▸ Exercise
Wherever the word "water" turns up in a line of the entries, copy that line.

━━━━━ Source records

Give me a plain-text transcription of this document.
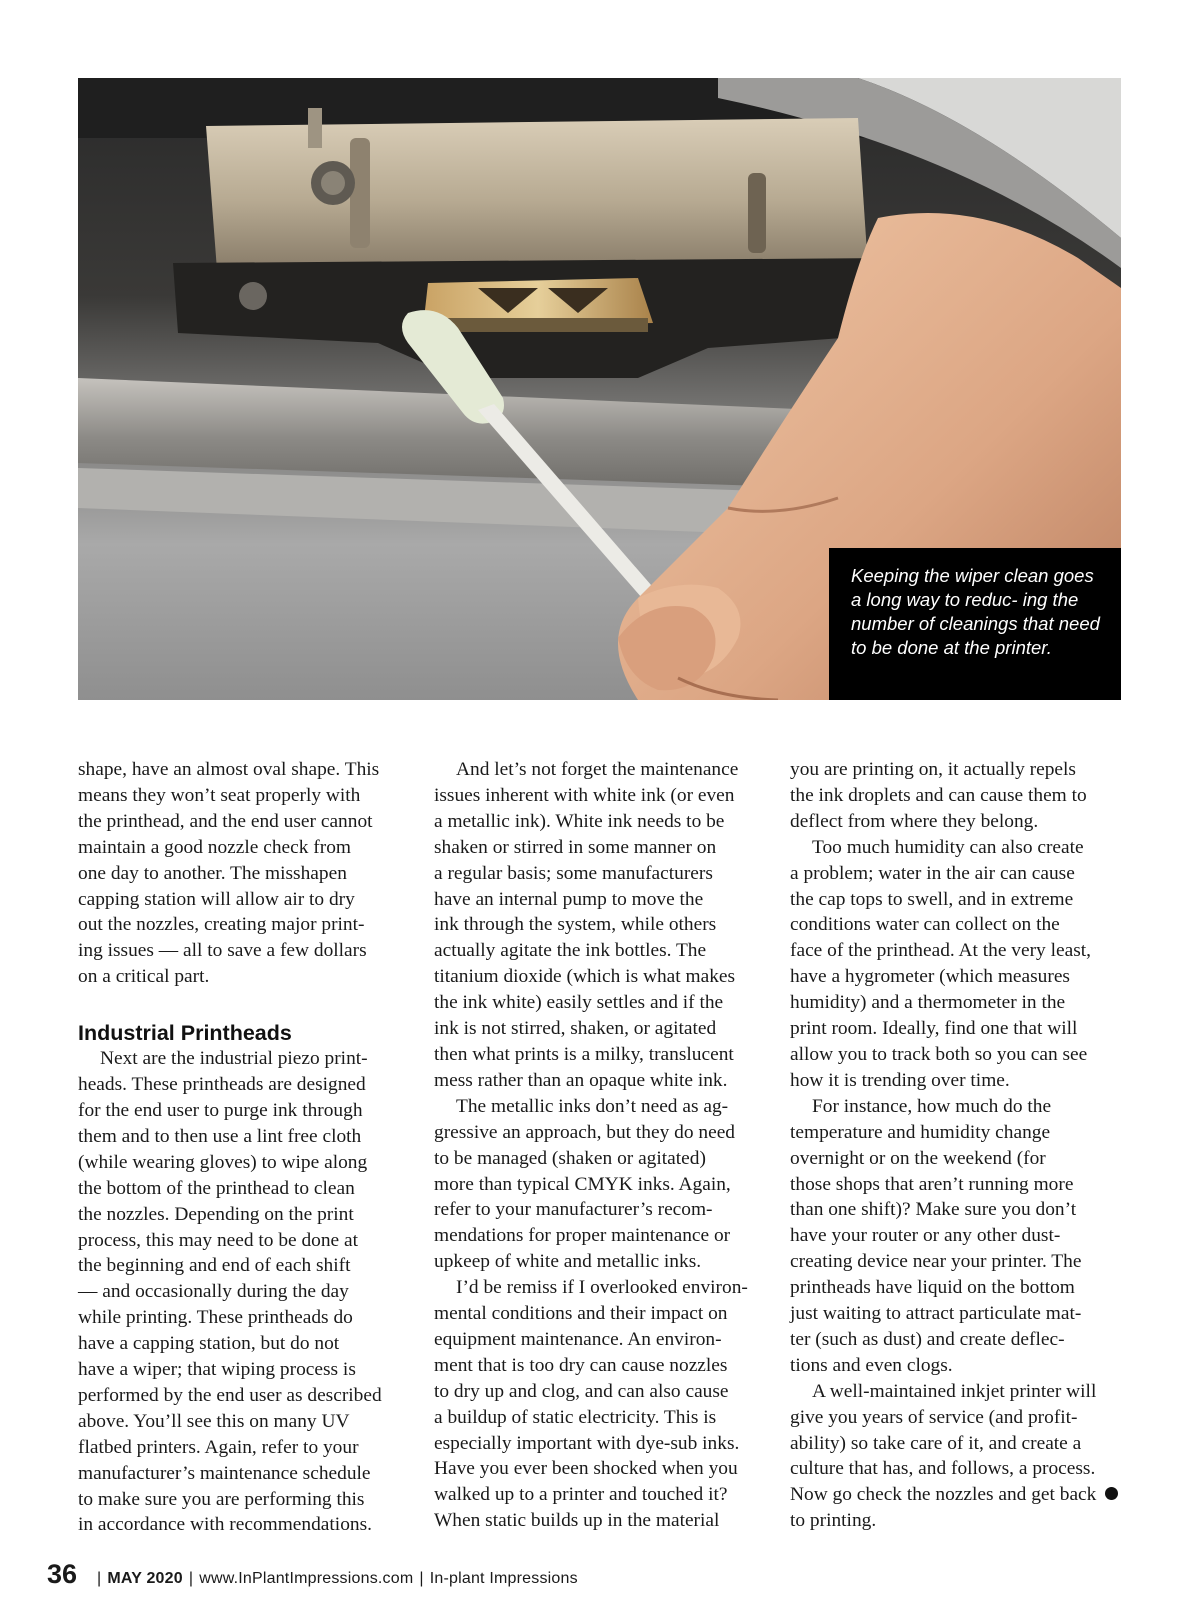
Keeping the wiper clean goes a long way to reduc- ing the number of cleanings that need to be done at the printer.

shape, have an almost oval shape. This
means they won’t seat properly with
the printhead, and the end user cannot
maintain a good nozzle check from
one day to another. The misshapen
capping station will allow air to dry
out the nozzles, creating major print-
ing issues — all to save a few dollars
on a critical part.

Industrial Printheads

Next are the industrial piezo print-
heads. These printheads are designed
for the end user to purge ink through
them and to then use a lint free cloth
(while wearing gloves) to wipe along
the bottom of the printhead to clean
the nozzles. Depending on the print
process, this may need to be done at
the beginning and end of each shift
— and occasionally during the day
while printing. These printheads do
have a capping station, but do not
have a wiper; that wiping process is
performed by the end user as described
above. You’ll see this on many UV
flatbed printers. Again, refer to your
manufacturer’s maintenance schedule
to make sure you are performing this
in accordance with recommendations.

And let’s not forget the maintenance
issues inherent with white ink (or even
a metallic ink). White ink needs to be
shaken or stirred in some manner on
a regular basis; some manufacturers
have an internal pump to move the
ink through the system, while others
actually agitate the ink bottles. The
titanium dioxide (which is what makes
the ink white) easily settles and if the
ink is not stirred, shaken, or agitated
then what prints is a milky, translucent
mess rather than an opaque white ink.

The metallic inks don’t need as ag-
gressive an approach, but they do need
to be managed (shaken or agitated)
more than typical CMYK inks. Again,
refer to your manufacturer’s recom-
mendations for proper maintenance or
upkeep of white and metallic inks.

I’d be remiss if I overlooked environ-
mental conditions and their impact on
equipment maintenance. An environ-
ment that is too dry can cause nozzles
to dry up and clog, and can also cause
a buildup of static electricity. This is
especially important with dye-sub inks.
Have you ever been shocked when you
walked up to a printer and touched it?
When static builds up in the material

you are printing on, it actually repels
the ink droplets and can cause them to
deflect from where they belong.

Too much humidity can also create
a problem; water in the air can cause
the cap tops to swell, and in extreme
conditions water can collect on the
face of the printhead. At the very least,
have a hygrometer (which measures
humidity) and a thermometer in the
print room. Ideally, find one that will
allow you to track both so you can see
how it is trending over time.

For instance, how much do the
temperature and humidity change
overnight or on the weekend (for
those shops that aren’t running more
than one shift)? Make sure you don’t
have your router or any other dust-
creating device near your printer. The
printheads have liquid on the bottom
just waiting to attract particulate mat-
ter (such as dust) and create deflec-
tions and even clogs.

A well-maintained inkjet printer will
give you years of service (and profit-
ability) so take care of it, and create a
culture that has, and follows, a process.
Now go check the nozzles and get back
to printing.

36	| MAY 2020 | www.InPlantImpressions.com | In-plant Impressions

━━━━━━━━━━

▸ Worked solution
a problem; water in the air can cause
conditions water can collect on the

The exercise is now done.